[Stored dataset items]
-.-.-

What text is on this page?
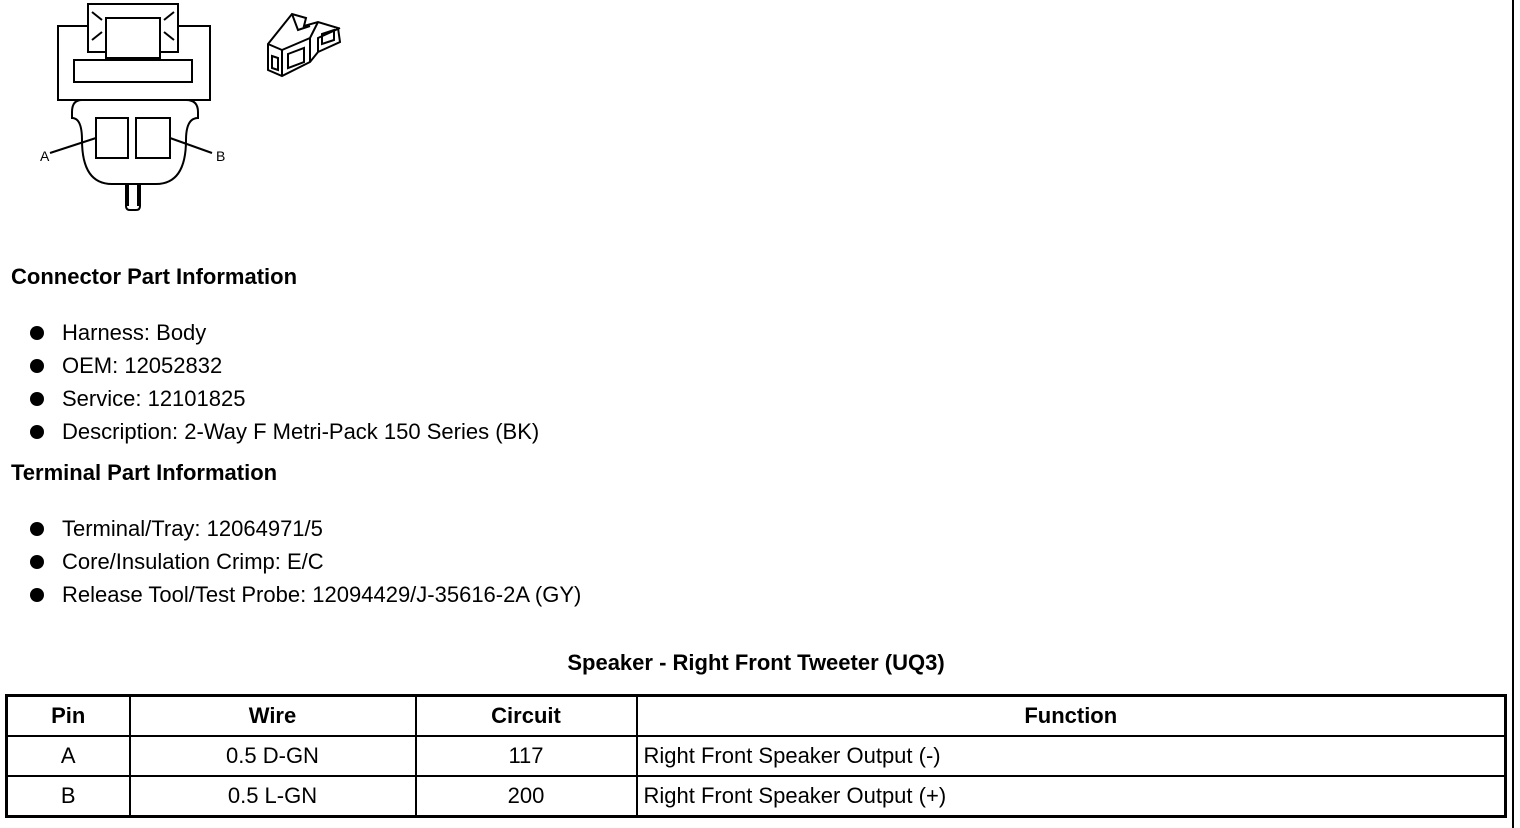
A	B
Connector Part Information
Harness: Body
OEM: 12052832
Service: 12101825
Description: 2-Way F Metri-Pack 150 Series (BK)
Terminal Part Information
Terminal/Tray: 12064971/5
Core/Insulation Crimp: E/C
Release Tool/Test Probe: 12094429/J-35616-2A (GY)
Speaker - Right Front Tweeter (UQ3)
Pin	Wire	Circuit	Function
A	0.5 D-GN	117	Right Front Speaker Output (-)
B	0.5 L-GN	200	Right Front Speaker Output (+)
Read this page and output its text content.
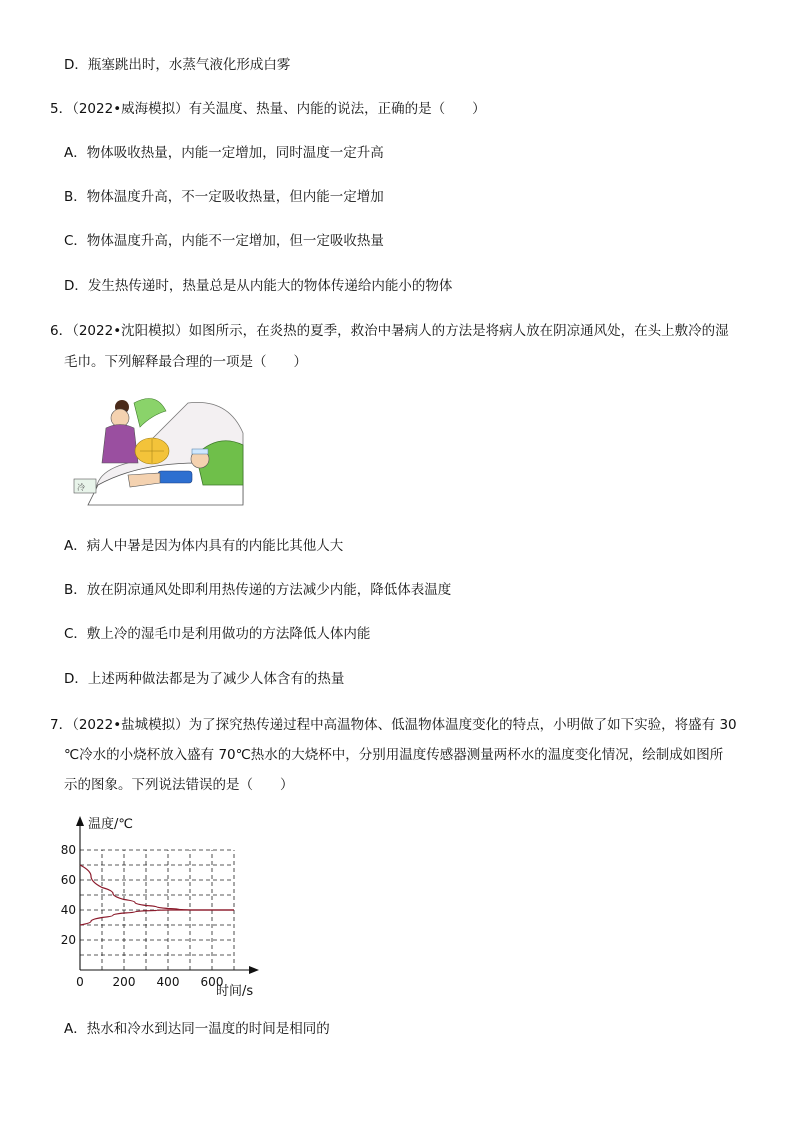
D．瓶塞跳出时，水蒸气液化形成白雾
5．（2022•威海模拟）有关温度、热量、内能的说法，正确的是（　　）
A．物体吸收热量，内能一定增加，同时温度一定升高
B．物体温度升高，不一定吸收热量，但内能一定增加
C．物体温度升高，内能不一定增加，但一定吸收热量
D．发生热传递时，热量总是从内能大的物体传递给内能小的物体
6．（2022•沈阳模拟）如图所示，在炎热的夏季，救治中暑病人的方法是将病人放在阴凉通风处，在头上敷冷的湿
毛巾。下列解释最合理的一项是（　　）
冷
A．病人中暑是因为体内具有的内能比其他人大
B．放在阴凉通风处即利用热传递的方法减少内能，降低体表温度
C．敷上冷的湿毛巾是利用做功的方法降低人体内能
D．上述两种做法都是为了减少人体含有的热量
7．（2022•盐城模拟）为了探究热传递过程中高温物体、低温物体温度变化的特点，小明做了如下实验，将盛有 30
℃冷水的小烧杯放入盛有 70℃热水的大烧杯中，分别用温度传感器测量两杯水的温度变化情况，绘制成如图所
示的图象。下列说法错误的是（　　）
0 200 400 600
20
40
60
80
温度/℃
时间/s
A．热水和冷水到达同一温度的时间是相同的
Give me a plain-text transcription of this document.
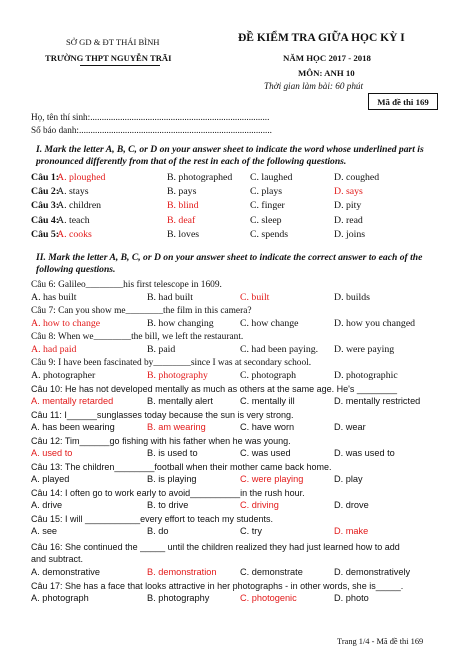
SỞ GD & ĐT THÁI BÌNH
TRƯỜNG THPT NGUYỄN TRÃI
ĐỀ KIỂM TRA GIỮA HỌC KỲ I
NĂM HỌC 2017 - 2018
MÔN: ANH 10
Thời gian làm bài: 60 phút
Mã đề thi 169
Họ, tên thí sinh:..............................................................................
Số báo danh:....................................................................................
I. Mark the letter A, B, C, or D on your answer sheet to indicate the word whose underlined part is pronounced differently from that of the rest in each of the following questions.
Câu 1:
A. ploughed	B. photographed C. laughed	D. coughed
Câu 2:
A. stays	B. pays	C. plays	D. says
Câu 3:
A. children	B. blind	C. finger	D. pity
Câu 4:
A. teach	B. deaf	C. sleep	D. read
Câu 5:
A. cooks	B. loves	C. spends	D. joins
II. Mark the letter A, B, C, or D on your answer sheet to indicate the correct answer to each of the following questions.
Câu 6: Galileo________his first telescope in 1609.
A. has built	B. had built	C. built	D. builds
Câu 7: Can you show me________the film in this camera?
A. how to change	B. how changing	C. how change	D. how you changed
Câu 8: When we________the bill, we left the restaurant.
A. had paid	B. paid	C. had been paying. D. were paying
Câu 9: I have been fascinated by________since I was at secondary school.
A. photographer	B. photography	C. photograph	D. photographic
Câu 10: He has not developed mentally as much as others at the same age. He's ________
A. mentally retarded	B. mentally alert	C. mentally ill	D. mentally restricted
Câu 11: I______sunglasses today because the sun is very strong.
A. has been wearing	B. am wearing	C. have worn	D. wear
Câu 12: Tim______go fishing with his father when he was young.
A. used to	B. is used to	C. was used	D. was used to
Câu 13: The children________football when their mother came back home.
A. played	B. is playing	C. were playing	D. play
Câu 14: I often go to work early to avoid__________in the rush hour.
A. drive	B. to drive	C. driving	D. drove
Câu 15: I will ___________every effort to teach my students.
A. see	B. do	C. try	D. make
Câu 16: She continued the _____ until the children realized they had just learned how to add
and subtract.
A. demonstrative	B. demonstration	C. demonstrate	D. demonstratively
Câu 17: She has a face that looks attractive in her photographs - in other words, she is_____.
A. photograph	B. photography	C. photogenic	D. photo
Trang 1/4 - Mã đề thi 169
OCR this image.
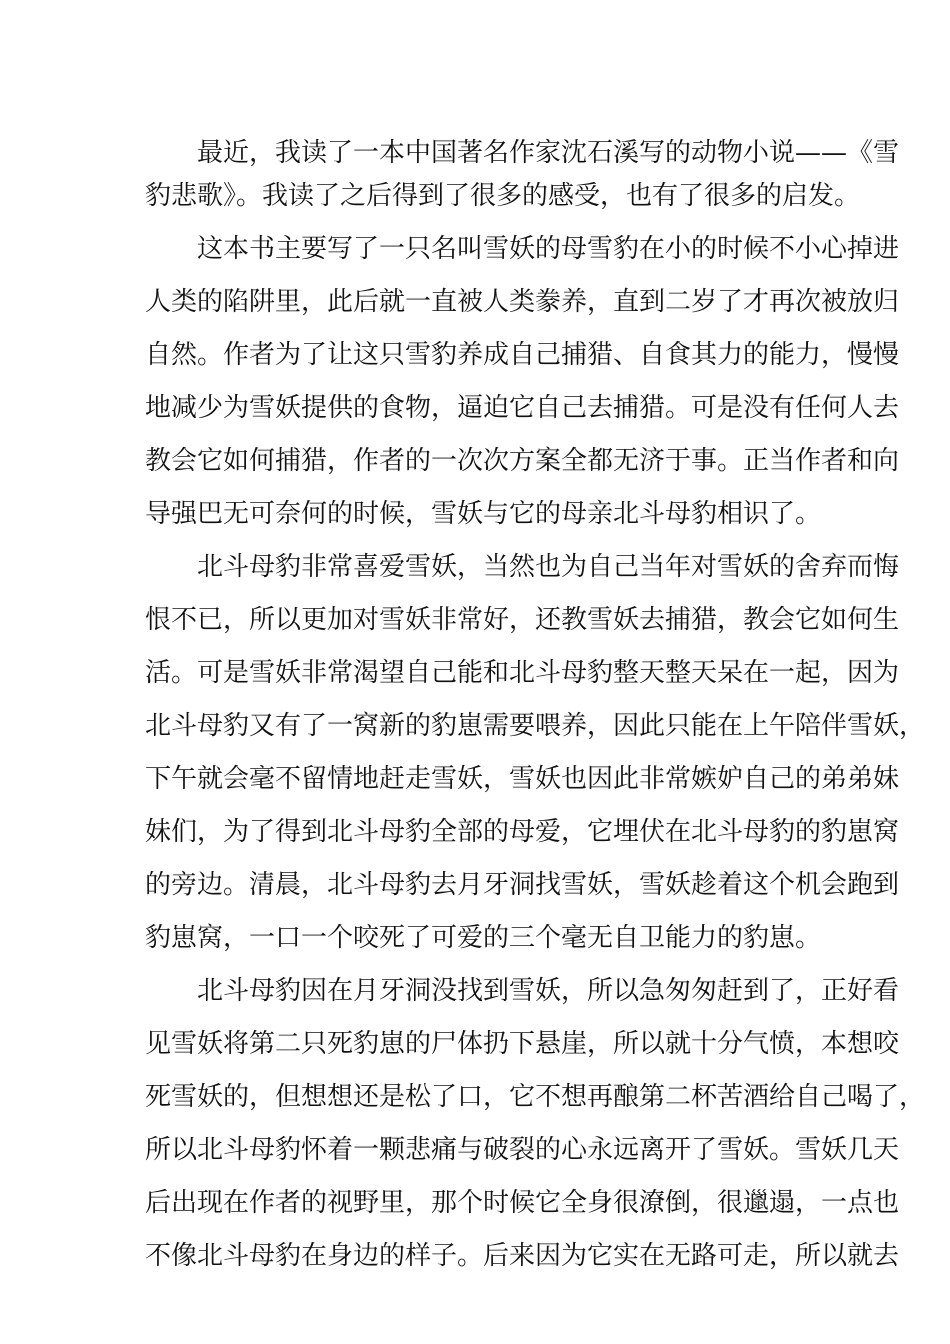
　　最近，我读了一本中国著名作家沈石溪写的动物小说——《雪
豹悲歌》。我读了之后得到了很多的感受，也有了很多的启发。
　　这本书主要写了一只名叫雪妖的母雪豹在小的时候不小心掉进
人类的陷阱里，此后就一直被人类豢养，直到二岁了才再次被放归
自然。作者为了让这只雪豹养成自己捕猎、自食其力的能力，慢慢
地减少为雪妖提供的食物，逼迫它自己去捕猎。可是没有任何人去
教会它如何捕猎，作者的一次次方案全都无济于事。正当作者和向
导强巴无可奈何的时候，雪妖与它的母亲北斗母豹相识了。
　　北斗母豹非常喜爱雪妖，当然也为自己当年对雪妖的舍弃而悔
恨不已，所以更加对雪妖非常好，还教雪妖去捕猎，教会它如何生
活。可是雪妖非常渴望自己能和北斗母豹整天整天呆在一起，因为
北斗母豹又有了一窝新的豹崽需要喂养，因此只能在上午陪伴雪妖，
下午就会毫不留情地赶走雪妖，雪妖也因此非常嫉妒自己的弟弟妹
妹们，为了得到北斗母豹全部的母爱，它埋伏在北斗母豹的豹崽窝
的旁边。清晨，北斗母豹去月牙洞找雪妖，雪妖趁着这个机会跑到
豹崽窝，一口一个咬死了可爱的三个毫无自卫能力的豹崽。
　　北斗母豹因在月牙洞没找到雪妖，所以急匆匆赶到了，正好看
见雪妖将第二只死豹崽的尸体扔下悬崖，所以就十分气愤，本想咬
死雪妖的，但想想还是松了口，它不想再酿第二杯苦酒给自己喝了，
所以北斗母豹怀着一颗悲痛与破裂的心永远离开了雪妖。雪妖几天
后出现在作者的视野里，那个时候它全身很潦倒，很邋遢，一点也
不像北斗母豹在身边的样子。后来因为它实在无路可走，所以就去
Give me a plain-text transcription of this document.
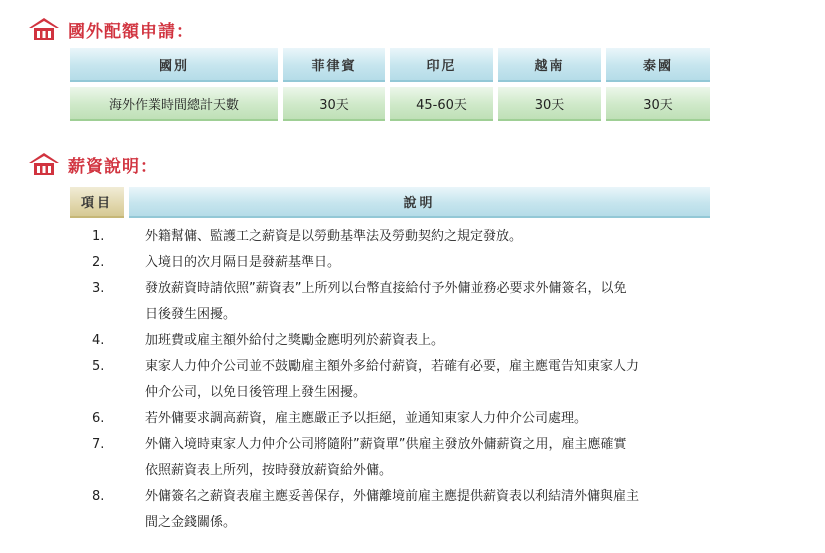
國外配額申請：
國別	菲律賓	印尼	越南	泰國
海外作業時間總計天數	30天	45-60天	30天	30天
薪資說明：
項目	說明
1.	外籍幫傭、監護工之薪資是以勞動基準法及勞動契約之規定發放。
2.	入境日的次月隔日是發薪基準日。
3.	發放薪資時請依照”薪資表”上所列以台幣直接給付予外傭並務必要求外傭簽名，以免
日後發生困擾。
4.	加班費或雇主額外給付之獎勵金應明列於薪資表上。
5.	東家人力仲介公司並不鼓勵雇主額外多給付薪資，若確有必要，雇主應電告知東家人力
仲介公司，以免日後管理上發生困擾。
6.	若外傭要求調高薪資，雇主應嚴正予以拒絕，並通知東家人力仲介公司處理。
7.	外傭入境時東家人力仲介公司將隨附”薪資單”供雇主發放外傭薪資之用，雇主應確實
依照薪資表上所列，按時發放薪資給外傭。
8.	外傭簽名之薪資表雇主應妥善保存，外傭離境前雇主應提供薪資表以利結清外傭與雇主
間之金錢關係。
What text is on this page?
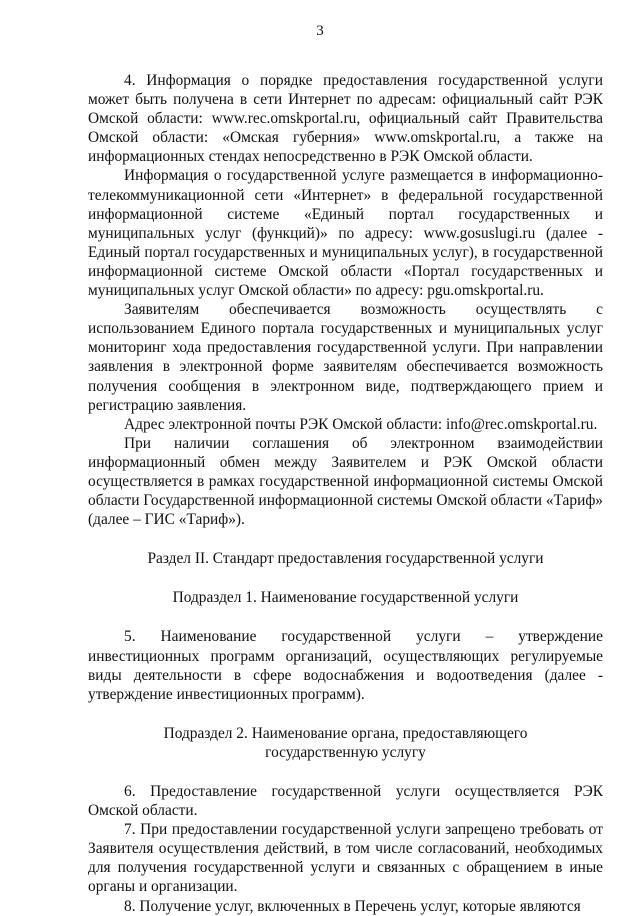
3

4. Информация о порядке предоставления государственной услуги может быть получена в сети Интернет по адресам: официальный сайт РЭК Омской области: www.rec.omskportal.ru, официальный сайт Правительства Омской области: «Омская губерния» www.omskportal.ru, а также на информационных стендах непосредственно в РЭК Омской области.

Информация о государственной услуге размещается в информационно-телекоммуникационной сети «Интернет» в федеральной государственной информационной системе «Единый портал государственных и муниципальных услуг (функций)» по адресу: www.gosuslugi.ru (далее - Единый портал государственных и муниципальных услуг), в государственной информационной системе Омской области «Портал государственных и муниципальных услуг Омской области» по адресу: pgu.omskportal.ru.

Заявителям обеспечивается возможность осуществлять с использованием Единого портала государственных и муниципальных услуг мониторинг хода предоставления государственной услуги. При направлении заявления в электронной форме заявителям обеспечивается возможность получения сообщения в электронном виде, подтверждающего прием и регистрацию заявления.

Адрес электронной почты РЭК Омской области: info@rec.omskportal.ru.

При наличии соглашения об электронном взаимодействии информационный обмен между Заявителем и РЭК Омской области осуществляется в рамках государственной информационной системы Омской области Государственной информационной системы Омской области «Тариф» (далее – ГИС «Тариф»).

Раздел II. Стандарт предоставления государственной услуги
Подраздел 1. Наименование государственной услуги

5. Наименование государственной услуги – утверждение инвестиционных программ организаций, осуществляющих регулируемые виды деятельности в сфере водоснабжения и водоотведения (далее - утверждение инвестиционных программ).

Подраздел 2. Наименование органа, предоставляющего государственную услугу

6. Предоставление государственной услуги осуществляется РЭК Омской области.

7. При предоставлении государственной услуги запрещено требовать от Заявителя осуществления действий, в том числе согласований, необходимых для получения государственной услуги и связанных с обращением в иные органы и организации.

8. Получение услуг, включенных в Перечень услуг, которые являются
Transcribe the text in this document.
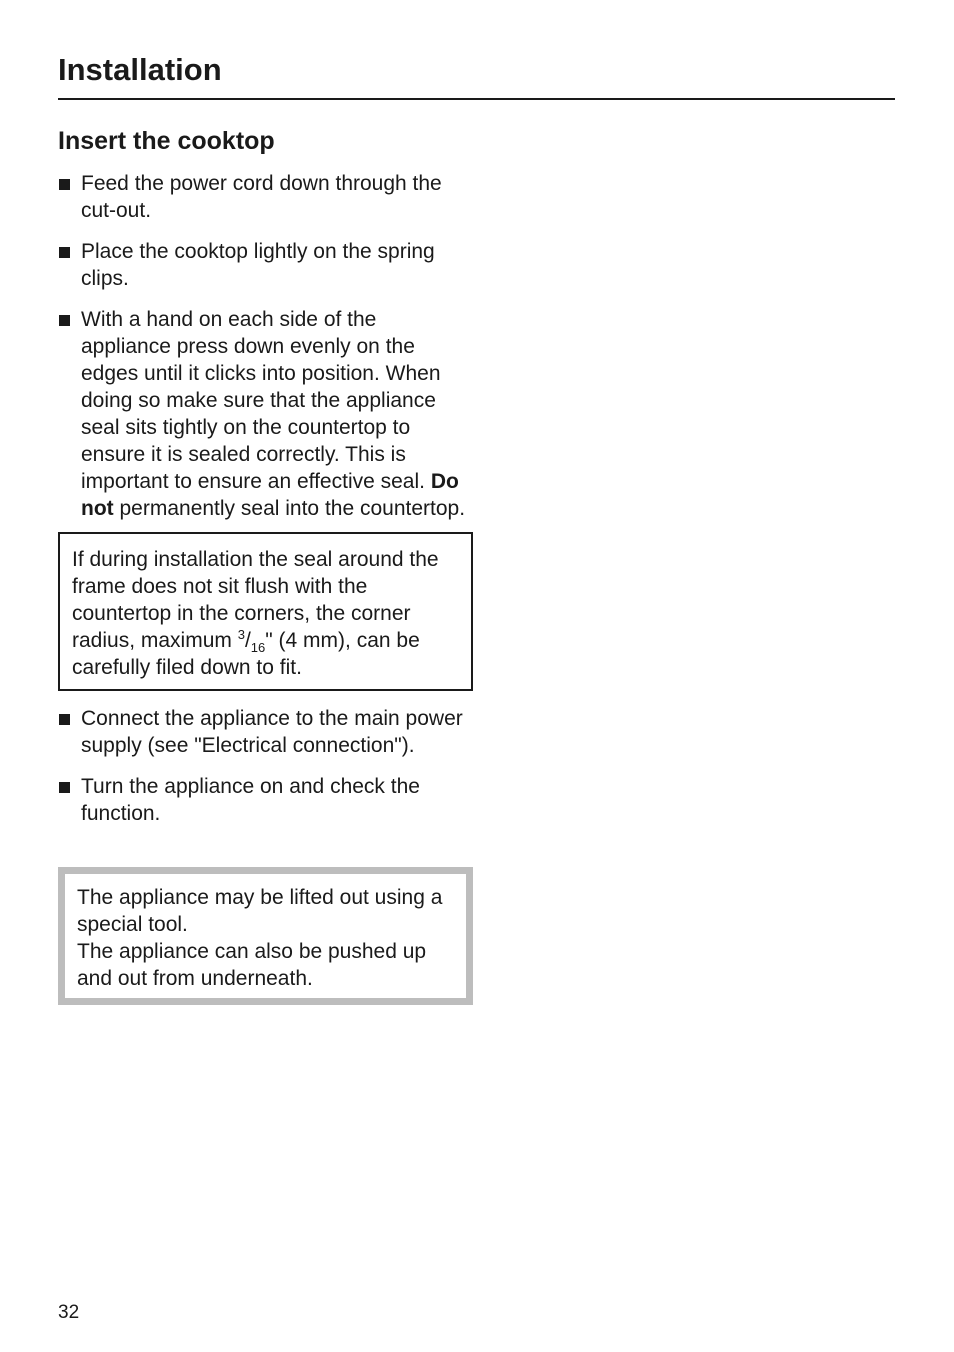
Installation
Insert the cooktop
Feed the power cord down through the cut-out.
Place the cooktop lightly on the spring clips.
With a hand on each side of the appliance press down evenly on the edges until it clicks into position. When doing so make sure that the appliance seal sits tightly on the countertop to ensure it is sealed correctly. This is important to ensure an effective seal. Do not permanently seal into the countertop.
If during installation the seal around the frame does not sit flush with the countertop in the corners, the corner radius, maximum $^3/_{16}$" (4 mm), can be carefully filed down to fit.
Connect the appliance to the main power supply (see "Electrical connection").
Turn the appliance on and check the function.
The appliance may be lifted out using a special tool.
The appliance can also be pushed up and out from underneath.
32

-.-.-

THE EXERCISE:
Scan the records above for the string "questions", then select every line that holds it.

COMPLETE ANSWER:
I. Mark the letter A, B, C, or D on your answer sheet to indicate the word whose underlined part is pronounced differently from that of the rest in each of the following questions.
II. Mark the letter A, B, C, or D on your answer sheet to indicate the correct answer to each of the following questions.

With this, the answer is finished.